start INFORMATION SHOWN

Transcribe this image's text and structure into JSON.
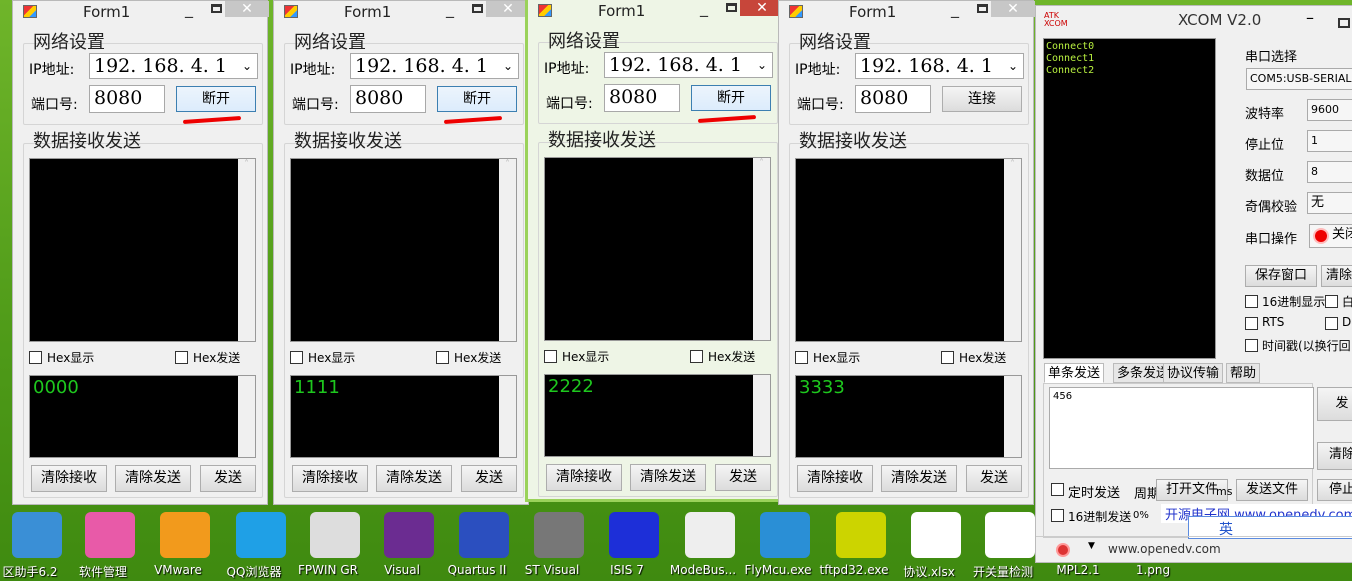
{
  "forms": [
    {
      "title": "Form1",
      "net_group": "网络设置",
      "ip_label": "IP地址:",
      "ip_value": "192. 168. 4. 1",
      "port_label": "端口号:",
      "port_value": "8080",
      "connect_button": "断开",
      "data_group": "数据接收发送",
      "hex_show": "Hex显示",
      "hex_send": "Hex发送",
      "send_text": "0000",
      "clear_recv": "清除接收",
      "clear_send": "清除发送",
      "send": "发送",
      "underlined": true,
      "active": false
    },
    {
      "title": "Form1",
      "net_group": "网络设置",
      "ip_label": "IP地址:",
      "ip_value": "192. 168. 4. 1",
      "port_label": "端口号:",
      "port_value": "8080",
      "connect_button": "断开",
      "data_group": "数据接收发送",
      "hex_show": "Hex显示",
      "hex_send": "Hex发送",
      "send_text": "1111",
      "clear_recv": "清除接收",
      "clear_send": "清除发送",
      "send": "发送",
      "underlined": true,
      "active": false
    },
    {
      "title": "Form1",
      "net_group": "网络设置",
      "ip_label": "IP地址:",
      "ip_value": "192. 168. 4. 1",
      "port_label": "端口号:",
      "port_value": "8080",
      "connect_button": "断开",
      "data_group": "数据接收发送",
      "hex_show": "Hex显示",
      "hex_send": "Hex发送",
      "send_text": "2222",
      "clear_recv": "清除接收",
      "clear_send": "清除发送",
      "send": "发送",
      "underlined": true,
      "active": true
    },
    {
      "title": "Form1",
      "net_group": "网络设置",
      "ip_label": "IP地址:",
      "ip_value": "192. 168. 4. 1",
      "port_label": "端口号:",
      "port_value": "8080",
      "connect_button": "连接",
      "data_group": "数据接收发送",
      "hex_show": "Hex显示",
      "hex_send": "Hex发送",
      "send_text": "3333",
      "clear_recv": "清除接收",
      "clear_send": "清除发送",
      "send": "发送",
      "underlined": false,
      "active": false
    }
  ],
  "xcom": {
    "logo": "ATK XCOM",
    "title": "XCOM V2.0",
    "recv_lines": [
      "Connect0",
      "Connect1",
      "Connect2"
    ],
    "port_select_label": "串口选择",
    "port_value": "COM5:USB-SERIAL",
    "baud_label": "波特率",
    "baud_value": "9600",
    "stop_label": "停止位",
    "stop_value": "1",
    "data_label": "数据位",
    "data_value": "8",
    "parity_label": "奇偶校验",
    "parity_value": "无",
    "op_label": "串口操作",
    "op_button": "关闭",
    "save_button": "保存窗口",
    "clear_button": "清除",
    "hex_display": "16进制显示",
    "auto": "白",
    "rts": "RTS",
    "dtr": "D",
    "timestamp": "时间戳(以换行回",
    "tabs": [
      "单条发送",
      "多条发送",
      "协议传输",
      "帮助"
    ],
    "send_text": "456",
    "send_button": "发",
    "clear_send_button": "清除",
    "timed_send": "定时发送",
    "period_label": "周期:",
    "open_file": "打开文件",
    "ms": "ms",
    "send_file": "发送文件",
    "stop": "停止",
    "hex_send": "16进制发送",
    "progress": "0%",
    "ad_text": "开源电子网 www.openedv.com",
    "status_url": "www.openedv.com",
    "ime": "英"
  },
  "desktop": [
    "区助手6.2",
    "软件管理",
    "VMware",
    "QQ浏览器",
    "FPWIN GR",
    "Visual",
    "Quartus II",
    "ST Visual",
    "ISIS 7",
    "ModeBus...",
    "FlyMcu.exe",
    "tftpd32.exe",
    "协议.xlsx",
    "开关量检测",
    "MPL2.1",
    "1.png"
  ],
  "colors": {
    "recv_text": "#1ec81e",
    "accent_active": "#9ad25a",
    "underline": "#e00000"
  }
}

end INFORMATION SHOWN
start INFORMATION SHOWN

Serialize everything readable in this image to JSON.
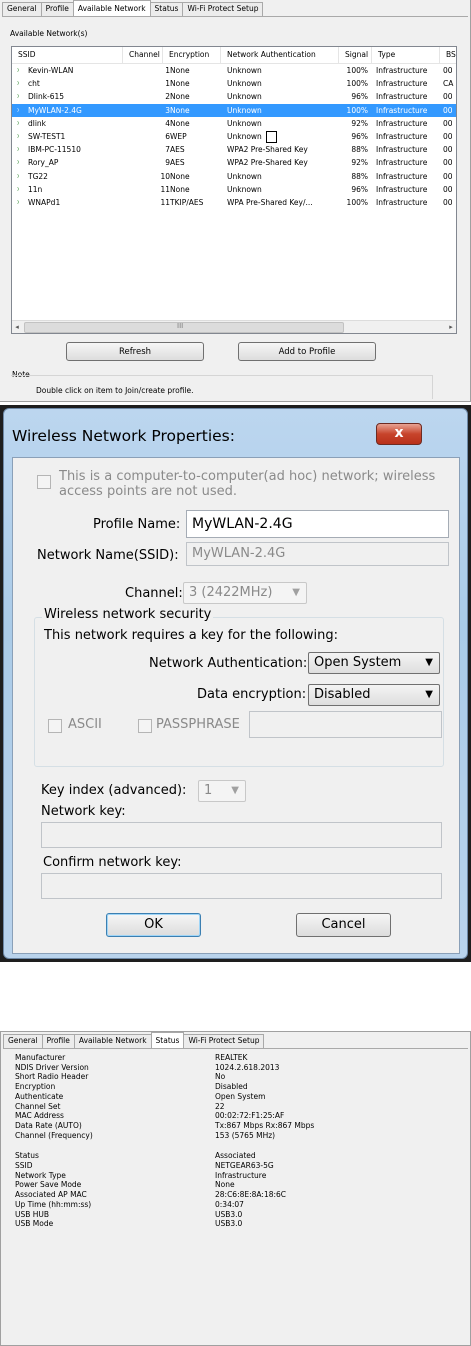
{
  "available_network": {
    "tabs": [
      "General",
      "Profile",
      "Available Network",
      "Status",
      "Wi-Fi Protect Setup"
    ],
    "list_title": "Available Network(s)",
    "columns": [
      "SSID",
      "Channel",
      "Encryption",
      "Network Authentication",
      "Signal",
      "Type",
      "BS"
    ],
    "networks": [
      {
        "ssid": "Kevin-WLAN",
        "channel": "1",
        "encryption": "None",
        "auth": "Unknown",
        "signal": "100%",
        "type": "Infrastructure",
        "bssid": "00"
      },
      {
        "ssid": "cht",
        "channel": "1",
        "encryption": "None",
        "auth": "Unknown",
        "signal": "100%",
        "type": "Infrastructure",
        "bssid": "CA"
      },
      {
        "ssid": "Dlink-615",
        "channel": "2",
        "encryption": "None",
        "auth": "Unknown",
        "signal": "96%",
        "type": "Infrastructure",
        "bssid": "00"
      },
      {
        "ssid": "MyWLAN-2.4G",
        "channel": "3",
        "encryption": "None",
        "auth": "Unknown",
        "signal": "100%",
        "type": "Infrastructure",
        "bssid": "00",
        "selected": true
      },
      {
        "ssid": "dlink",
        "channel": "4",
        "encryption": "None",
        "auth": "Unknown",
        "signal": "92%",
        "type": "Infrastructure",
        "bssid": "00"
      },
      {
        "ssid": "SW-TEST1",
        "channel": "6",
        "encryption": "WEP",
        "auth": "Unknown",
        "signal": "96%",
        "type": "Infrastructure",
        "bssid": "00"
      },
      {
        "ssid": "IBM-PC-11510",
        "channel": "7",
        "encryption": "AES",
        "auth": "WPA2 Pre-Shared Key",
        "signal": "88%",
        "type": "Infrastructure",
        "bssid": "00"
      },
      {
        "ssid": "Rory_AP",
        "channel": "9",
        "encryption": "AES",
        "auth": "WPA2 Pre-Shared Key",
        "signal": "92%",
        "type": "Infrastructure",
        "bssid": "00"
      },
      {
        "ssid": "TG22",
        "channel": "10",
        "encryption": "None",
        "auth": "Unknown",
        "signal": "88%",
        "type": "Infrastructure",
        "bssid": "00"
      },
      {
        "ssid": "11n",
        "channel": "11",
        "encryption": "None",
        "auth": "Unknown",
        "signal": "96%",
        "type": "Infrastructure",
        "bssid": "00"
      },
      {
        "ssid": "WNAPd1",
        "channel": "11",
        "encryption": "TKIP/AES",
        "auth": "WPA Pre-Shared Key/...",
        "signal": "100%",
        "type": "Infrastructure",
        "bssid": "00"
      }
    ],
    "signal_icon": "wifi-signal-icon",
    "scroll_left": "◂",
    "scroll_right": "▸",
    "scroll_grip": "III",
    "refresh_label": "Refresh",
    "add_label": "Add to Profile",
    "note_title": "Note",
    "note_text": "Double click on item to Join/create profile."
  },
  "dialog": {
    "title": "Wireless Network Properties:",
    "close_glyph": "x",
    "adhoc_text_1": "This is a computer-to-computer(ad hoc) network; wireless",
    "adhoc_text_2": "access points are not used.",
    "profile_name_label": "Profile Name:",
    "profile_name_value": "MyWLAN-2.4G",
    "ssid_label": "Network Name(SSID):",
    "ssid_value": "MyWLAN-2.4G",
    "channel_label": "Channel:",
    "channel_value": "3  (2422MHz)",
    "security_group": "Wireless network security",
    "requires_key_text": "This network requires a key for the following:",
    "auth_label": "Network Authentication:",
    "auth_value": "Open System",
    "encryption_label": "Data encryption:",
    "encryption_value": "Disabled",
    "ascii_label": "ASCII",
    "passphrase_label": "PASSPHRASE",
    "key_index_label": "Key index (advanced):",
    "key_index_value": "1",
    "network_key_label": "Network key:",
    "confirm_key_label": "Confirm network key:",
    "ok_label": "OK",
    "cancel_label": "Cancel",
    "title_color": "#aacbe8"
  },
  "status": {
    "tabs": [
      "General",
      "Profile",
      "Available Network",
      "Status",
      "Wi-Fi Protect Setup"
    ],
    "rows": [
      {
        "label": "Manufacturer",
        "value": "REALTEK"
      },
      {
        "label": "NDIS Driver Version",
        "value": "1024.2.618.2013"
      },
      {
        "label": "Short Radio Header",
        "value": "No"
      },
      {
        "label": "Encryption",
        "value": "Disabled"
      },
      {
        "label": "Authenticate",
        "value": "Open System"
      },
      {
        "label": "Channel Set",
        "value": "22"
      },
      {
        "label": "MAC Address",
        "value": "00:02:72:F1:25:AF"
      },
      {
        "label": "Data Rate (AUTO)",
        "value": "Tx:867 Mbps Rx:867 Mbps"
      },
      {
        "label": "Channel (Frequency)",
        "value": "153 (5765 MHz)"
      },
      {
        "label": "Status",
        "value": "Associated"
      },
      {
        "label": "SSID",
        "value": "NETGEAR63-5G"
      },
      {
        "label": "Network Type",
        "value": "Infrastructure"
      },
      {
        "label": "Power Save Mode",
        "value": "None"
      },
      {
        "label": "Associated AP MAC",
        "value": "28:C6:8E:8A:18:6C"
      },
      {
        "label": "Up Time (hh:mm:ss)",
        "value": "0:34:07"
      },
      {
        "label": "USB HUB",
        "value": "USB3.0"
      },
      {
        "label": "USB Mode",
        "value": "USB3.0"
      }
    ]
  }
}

end INFORMATION SHOWN

▶ TO DO
Review the material and copy each line in which the word "Authentication" appears.

▶ RESPONSE TO THIS TASK
      "Network Authentication",
    "auth_label": "Network Authentication:",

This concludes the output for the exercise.